» TO DO
Say how many lines contain the word "this". Only the number should be given.

» RAW DATA

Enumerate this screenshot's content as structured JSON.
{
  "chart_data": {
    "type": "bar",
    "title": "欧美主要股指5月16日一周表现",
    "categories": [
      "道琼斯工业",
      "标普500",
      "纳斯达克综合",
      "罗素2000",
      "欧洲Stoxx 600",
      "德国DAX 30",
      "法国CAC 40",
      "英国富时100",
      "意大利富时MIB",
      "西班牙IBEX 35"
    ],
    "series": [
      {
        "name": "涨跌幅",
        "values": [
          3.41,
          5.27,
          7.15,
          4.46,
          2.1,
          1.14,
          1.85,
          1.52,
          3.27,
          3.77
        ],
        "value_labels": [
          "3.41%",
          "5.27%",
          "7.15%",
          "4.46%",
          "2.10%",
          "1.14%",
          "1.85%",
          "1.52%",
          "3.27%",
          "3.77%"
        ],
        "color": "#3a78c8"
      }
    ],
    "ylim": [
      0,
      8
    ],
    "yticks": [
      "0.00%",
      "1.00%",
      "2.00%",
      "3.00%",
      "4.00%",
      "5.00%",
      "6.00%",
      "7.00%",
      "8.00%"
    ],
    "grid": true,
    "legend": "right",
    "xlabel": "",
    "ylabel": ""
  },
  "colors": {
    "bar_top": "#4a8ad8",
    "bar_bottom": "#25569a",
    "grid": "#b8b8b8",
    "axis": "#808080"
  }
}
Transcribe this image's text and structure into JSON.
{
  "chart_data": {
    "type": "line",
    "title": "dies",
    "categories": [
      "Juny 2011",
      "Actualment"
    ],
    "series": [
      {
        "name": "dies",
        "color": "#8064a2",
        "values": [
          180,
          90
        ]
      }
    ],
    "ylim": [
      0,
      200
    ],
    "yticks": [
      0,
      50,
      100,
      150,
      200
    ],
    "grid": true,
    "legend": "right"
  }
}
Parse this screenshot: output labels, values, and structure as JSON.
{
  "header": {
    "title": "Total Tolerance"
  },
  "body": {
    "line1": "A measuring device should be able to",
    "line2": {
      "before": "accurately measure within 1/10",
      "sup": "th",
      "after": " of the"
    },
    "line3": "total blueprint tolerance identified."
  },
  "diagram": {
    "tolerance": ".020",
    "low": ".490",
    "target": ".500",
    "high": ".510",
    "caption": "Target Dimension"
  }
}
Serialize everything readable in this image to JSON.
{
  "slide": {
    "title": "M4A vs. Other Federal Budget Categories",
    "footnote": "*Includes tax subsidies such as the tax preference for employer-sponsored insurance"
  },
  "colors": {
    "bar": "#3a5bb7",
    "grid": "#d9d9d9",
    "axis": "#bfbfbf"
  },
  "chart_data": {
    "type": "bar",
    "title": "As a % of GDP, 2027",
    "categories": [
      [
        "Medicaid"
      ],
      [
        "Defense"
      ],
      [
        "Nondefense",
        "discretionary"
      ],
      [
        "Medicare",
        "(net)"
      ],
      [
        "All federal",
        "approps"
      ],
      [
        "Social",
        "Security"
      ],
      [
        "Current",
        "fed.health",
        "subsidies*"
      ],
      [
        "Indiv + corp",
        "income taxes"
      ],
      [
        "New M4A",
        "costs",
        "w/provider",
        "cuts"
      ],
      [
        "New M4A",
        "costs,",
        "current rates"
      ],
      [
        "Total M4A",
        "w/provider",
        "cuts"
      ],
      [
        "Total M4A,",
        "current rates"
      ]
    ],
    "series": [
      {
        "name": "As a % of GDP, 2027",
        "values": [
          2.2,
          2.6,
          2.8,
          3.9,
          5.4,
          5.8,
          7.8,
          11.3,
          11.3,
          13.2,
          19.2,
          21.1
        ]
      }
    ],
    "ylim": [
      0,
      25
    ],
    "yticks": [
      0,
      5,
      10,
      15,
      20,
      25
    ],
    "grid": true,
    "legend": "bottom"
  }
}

» RESULT OF THE EXERCISE
4